EXERCISE TASK →
Check each line for the word "noise" and report how many have it. Give nothing else.

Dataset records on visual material
____

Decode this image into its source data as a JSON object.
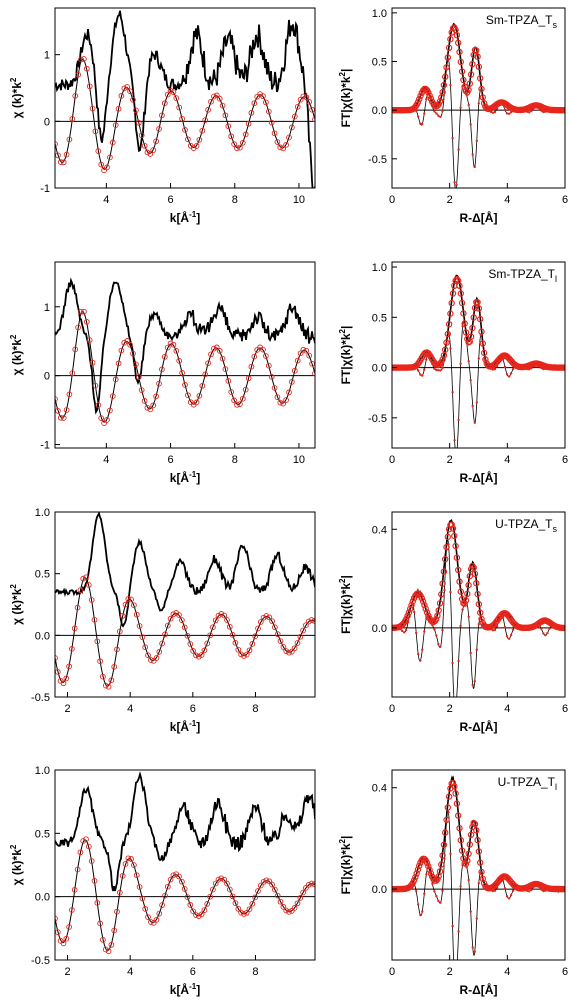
{
  "chart_data": [
    {
      "id": "k-sm-ts",
      "type": "line",
      "ylabel_main": "χ (k)*k",
      "ylabel_sup": "2",
      "xlabel_main": "k[Å",
      "xlabel_sup": "-1",
      "xlabel_end": "]",
      "xlim": [
        2.4,
        10.5
      ],
      "ylim": [
        -1.0,
        1.7
      ],
      "xticks": [
        "4",
        "6",
        "8",
        "10"
      ],
      "yticks": [
        "-1",
        "0",
        "1"
      ],
      "osc": {
        "amp": [
          0.5,
          0.95,
          0.7,
          0.45,
          0.5,
          0.4,
          0.38,
          0.4,
          0.4,
          0.4,
          0.35
        ],
        "phase0": 1.55,
        "period": 1.38,
        "start": 2.4,
        "end": 10.5
      },
      "mag": {
        "base": 0.55,
        "peaks": [
          [
            3.4,
            1.3
          ],
          [
            4.4,
            1.6
          ],
          [
            5.5,
            1.0
          ],
          [
            6.8,
            1.3
          ],
          [
            7.8,
            1.2
          ],
          [
            8.7,
            1.3
          ],
          [
            9.8,
            1.5
          ]
        ],
        "noise": 0.28,
        "min": -0.55,
        "dip": [
          [
            3.85,
            -0.35
          ],
          [
            5.05,
            -0.45
          ],
          [
            10.45,
            -0.95
          ]
        ]
      }
    },
    {
      "id": "r-sm-ts",
      "type": "line",
      "annotation": "Sm-TPZA_T",
      "annotation_sub": "s",
      "ylabel_main": "FT|χ(k)*k",
      "ylabel_sup": "2",
      "ylabel_end": "|",
      "xlabel": "R-Δ[Å]",
      "xlim": [
        0,
        6
      ],
      "ylim": [
        -0.8,
        1.05
      ],
      "xticks": [
        "0",
        "2",
        "4",
        "6"
      ],
      "yticks": [
        "-0.5",
        "0.0",
        "0.5",
        "1.0"
      ],
      "peaks": [
        [
          1.15,
          0.22,
          0.25
        ],
        [
          2.15,
          0.85,
          0.32
        ],
        [
          2.9,
          0.62,
          0.2
        ],
        [
          3.8,
          0.08,
          0.3
        ],
        [
          5.0,
          0.05,
          0.3
        ]
      ],
      "im_min": -0.78
    },
    {
      "id": "k-sm-tl",
      "type": "line",
      "ylabel_main": "χ (k)*k",
      "ylabel_sup": "2",
      "xlabel_main": "k[Å",
      "xlabel_sup": "-1",
      "xlabel_end": "]",
      "xlim": [
        2.4,
        10.5
      ],
      "ylim": [
        -1.05,
        1.65
      ],
      "xticks": [
        "4",
        "6",
        "8",
        "10"
      ],
      "yticks": [
        "-1",
        "0",
        "1"
      ],
      "osc": {
        "amp": [
          0.5,
          0.95,
          0.65,
          0.45,
          0.5,
          0.42,
          0.4,
          0.42,
          0.4,
          0.4,
          0.35
        ],
        "phase0": 1.55,
        "period": 1.38,
        "start": 2.4,
        "end": 10.5
      },
      "mag": {
        "base": 0.55,
        "peaks": [
          [
            2.9,
            1.35
          ],
          [
            4.3,
            1.4
          ],
          [
            5.5,
            0.9
          ],
          [
            6.6,
            0.9
          ],
          [
            7.5,
            1.0
          ],
          [
            8.7,
            0.85
          ],
          [
            9.8,
            1.0
          ]
        ],
        "noise": 0.16,
        "min": -0.55,
        "dip": [
          [
            3.7,
            -0.5
          ],
          [
            5.0,
            -0.1
          ]
        ]
      }
    },
    {
      "id": "r-sm-tl",
      "type": "line",
      "annotation": "Sm-TPZA_T",
      "annotation_sub": "l",
      "ylabel_main": "FT|χ(k)*k",
      "ylabel_sup": "2",
      "ylabel_end": "|",
      "xlabel": "R-Δ[Å]",
      "xlim": [
        0,
        6
      ],
      "ylim": [
        -0.8,
        1.05
      ],
      "xticks": [
        "0",
        "2",
        "4",
        "6"
      ],
      "yticks": [
        "-0.5",
        "0.0",
        "0.5",
        "1.0"
      ],
      "peaks": [
        [
          1.2,
          0.15,
          0.25
        ],
        [
          2.25,
          0.88,
          0.32
        ],
        [
          2.95,
          0.65,
          0.2
        ],
        [
          3.9,
          0.12,
          0.3
        ],
        [
          5.0,
          0.04,
          0.3
        ]
      ],
      "im_min": -0.8
    },
    {
      "id": "k-u-ts",
      "type": "line",
      "ylabel_main": "χ (k)*k",
      "ylabel_sup": "2",
      "xlabel_main": "k[Å",
      "xlabel_sup": "-1",
      "xlabel_end": "]",
      "xlim": [
        1.6,
        9.9
      ],
      "ylim": [
        -0.5,
        1.0
      ],
      "xticks": [
        "2",
        "4",
        "6",
        "8"
      ],
      "yticks": [
        "-0.5",
        "0.0",
        "0.5",
        "1.0"
      ],
      "osc": {
        "amp": [
          0.35,
          0.47,
          0.4,
          0.22,
          0.18,
          0.17,
          0.17,
          0.16,
          0.14,
          0.12
        ],
        "phase0": 2.2,
        "period": 1.45,
        "start": 1.6,
        "end": 9.9
      },
      "mag": {
        "base": 0.35,
        "peaks": [
          [
            3.0,
            0.98
          ],
          [
            4.3,
            0.75
          ],
          [
            5.6,
            0.6
          ],
          [
            6.7,
            0.62
          ],
          [
            7.6,
            0.72
          ],
          [
            8.7,
            0.65
          ],
          [
            9.6,
            0.55
          ]
        ],
        "noise": 0.05,
        "min": 0.0,
        "dip": [
          [
            3.8,
            0.06
          ],
          [
            5.0,
            0.2
          ],
          [
            7.1,
            0.35
          ]
        ]
      }
    },
    {
      "id": "r-u-ts",
      "type": "line",
      "annotation": "U-TPZA_T",
      "annotation_sub": "s",
      "ylabel_main": "FT|χ(k)*k",
      "ylabel_sup": "2",
      "ylabel_end": "|",
      "xlabel": "R-Δ[Å]",
      "xlim": [
        0,
        6
      ],
      "ylim": [
        -0.28,
        0.47
      ],
      "xticks": [
        "0",
        "2",
        "4",
        "6"
      ],
      "yticks": [
        "0.0",
        "0.4"
      ],
      "peaks": [
        [
          0.9,
          0.14,
          0.35
        ],
        [
          2.05,
          0.42,
          0.32
        ],
        [
          2.8,
          0.25,
          0.22
        ],
        [
          3.9,
          0.06,
          0.3
        ],
        [
          5.3,
          0.03,
          0.3
        ]
      ],
      "im_min": -0.25
    },
    {
      "id": "k-u-tl",
      "type": "line",
      "ylabel_main": "χ (k)*k",
      "ylabel_sup": "2",
      "xlabel_main": "k[Å",
      "xlabel_sup": "-1",
      "xlabel_end": "]",
      "xlim": [
        1.6,
        9.9
      ],
      "ylim": [
        -0.5,
        1.0
      ],
      "xticks": [
        "2",
        "4",
        "6",
        "8"
      ],
      "yticks": [
        "-0.5",
        "0.0",
        "0.5",
        "1.0"
      ],
      "osc": {
        "amp": [
          0.33,
          0.45,
          0.42,
          0.22,
          0.18,
          0.15,
          0.14,
          0.13,
          0.12,
          0.1
        ],
        "phase0": 2.2,
        "period": 1.45,
        "start": 1.6,
        "end": 9.9
      },
      "mag": {
        "base": 0.42,
        "peaks": [
          [
            2.6,
            0.85
          ],
          [
            4.3,
            0.95
          ],
          [
            5.7,
            0.72
          ],
          [
            6.8,
            0.75
          ],
          [
            8.0,
            0.7
          ],
          [
            9.0,
            0.65
          ],
          [
            9.7,
            0.8
          ]
        ],
        "noise": 0.09,
        "min": 0.0,
        "dip": [
          [
            3.5,
            0.05
          ],
          [
            5.0,
            0.3
          ]
        ]
      }
    },
    {
      "id": "r-u-tl",
      "type": "line",
      "annotation": "U-TPZA_T",
      "annotation_sub": "l",
      "ylabel_main": "FT|χ(k)*k",
      "ylabel_sup": "2",
      "ylabel_end": "|",
      "xlabel": "R-Δ[Å]",
      "xlim": [
        0,
        6
      ],
      "ylim": [
        -0.28,
        0.47
      ],
      "xticks": [
        "0",
        "2",
        "4",
        "6"
      ],
      "yticks": [
        "0.0",
        "0.4"
      ],
      "peaks": [
        [
          1.1,
          0.12,
          0.3
        ],
        [
          2.1,
          0.42,
          0.32
        ],
        [
          2.85,
          0.26,
          0.22
        ],
        [
          3.9,
          0.05,
          0.3
        ],
        [
          5.0,
          0.02,
          0.3
        ]
      ],
      "im_min": -0.25
    }
  ],
  "colors": {
    "data": "#000000",
    "fit": "#e8261c",
    "zero": "#000000"
  }
}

____

TASK RESULT →
4